**Your objective:** Identify the lines that contain the word "name" and copy each one.
============================================================
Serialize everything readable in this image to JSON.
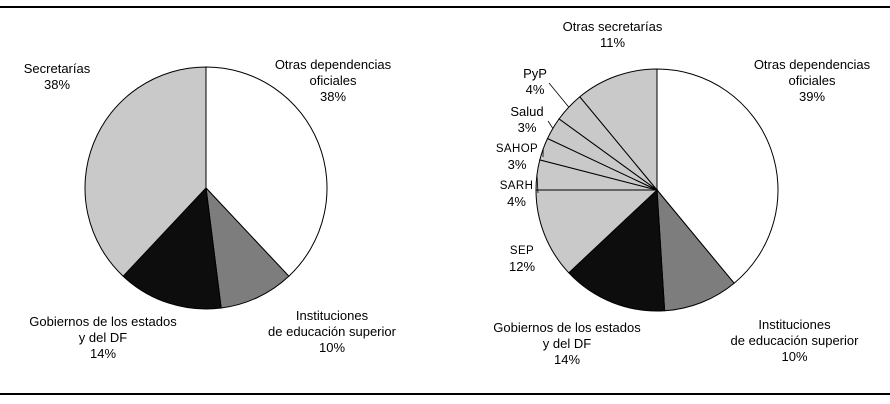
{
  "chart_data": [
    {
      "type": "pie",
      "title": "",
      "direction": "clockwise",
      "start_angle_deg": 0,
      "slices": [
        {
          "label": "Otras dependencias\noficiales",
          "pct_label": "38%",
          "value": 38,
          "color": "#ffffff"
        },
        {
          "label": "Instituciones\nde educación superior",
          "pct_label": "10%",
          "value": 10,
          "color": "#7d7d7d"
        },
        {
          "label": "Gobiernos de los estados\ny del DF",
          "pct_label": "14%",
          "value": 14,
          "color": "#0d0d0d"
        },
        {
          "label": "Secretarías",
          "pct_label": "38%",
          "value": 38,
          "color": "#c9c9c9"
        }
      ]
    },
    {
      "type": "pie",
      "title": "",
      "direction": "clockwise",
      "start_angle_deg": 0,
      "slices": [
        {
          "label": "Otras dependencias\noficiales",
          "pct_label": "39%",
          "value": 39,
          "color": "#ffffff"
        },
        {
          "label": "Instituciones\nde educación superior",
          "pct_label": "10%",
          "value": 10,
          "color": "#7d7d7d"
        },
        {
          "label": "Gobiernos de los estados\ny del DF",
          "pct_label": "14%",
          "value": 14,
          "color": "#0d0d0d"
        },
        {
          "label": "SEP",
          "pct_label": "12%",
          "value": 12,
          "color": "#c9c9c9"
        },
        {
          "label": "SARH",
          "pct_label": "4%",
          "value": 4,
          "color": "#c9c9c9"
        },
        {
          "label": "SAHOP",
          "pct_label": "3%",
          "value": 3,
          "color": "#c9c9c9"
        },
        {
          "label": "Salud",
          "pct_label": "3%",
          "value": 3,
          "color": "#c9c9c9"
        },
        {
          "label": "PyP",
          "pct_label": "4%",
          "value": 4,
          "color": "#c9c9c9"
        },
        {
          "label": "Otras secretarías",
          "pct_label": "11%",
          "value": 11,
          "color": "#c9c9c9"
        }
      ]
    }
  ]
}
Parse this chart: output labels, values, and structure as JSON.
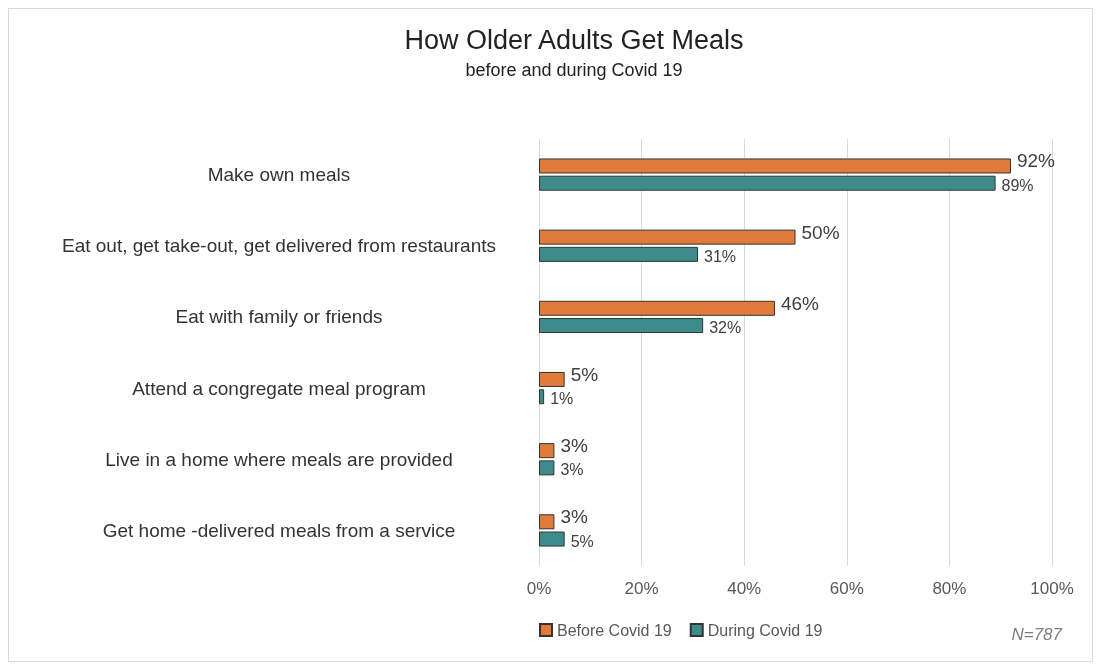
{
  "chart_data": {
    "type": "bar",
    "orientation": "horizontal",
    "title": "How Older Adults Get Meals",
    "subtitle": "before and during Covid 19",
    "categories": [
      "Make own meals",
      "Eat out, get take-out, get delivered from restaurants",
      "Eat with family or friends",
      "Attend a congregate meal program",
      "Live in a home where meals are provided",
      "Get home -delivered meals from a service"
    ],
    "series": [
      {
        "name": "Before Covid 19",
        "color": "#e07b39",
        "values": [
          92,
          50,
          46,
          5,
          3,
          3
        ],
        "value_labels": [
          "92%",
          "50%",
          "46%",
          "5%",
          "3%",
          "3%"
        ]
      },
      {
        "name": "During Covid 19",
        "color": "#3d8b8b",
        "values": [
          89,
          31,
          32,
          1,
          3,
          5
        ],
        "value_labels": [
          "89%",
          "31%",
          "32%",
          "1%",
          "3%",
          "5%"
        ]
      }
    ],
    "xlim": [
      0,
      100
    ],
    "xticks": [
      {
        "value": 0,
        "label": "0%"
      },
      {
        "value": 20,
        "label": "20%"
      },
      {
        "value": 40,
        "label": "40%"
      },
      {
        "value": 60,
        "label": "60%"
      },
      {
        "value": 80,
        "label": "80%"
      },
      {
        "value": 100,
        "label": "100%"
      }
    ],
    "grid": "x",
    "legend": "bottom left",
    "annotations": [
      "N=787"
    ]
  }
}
============================================================
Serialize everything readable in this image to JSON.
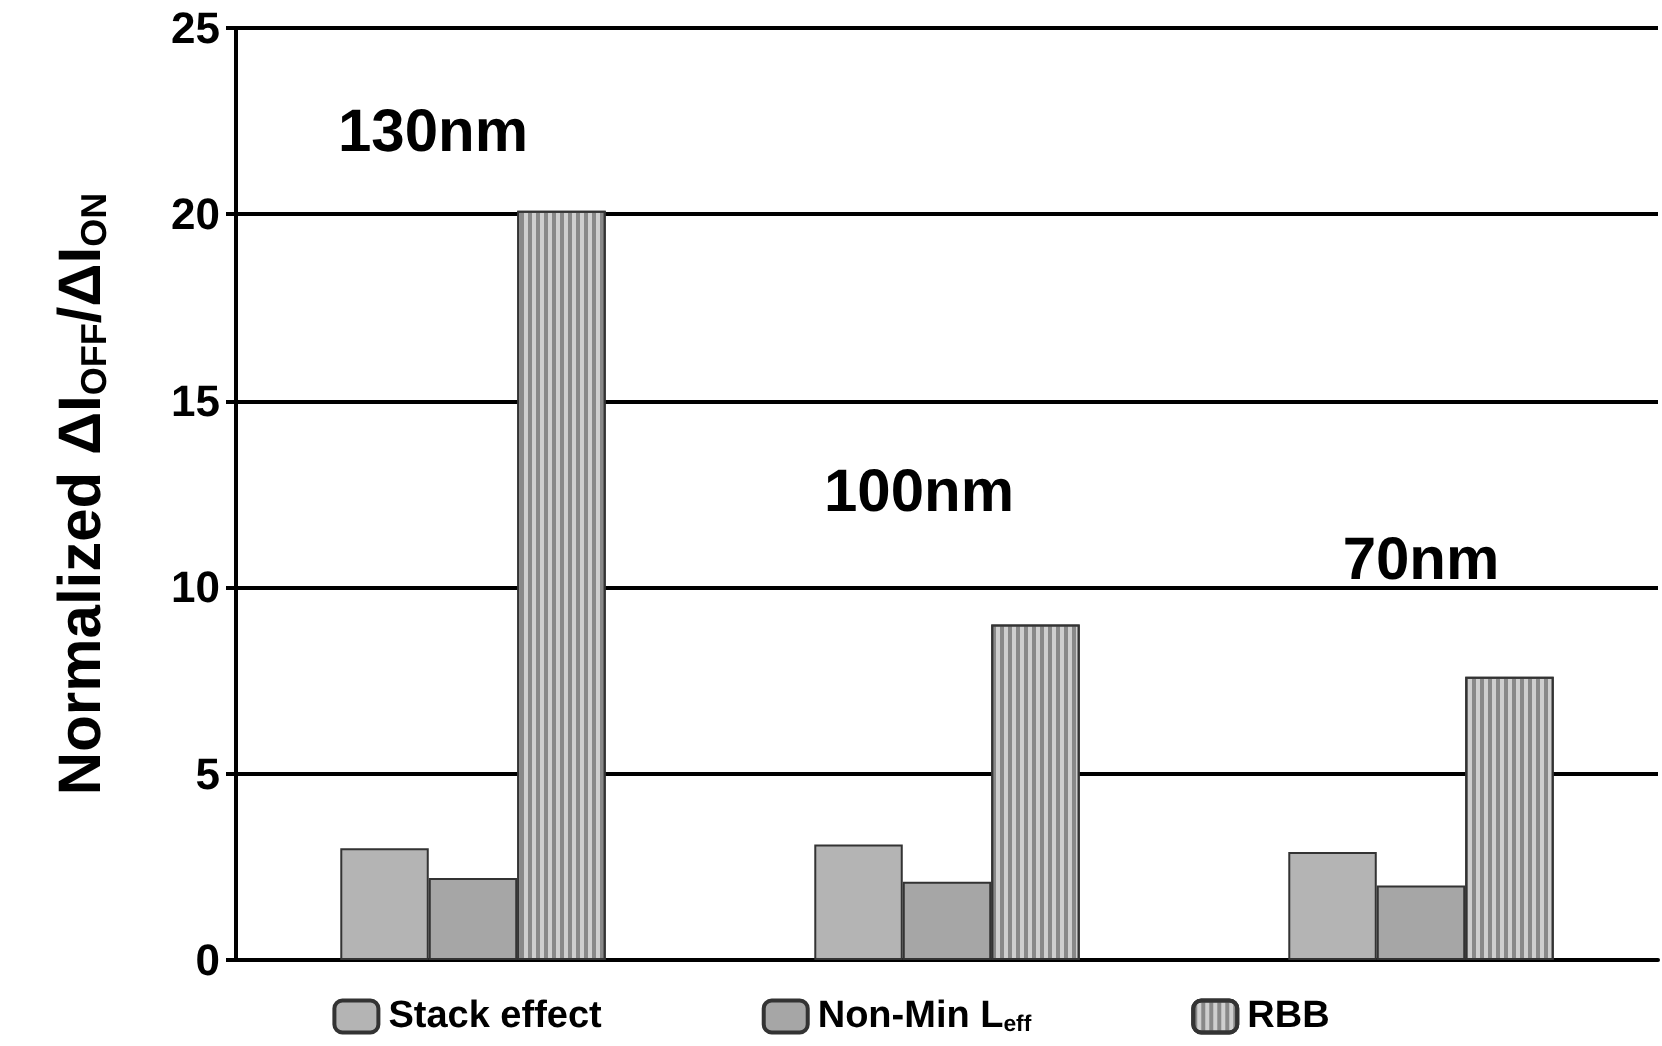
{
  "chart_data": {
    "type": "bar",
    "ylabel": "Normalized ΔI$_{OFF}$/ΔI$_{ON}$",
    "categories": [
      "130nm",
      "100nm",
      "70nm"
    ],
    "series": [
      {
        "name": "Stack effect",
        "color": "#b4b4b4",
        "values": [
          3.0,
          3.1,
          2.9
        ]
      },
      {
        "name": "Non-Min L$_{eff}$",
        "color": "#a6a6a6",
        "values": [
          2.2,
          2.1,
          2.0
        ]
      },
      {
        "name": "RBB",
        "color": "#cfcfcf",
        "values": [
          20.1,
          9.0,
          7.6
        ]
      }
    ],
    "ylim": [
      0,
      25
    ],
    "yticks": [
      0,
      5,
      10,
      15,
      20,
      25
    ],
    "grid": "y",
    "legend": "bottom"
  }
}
============================================================
**Complete response:**
        "name": "Before Covid 19",
        "name": "During Covid 19",
        "name": "Stack effect",
        "name": "Non-Min L$_{eff}$",
        "name": "RBB",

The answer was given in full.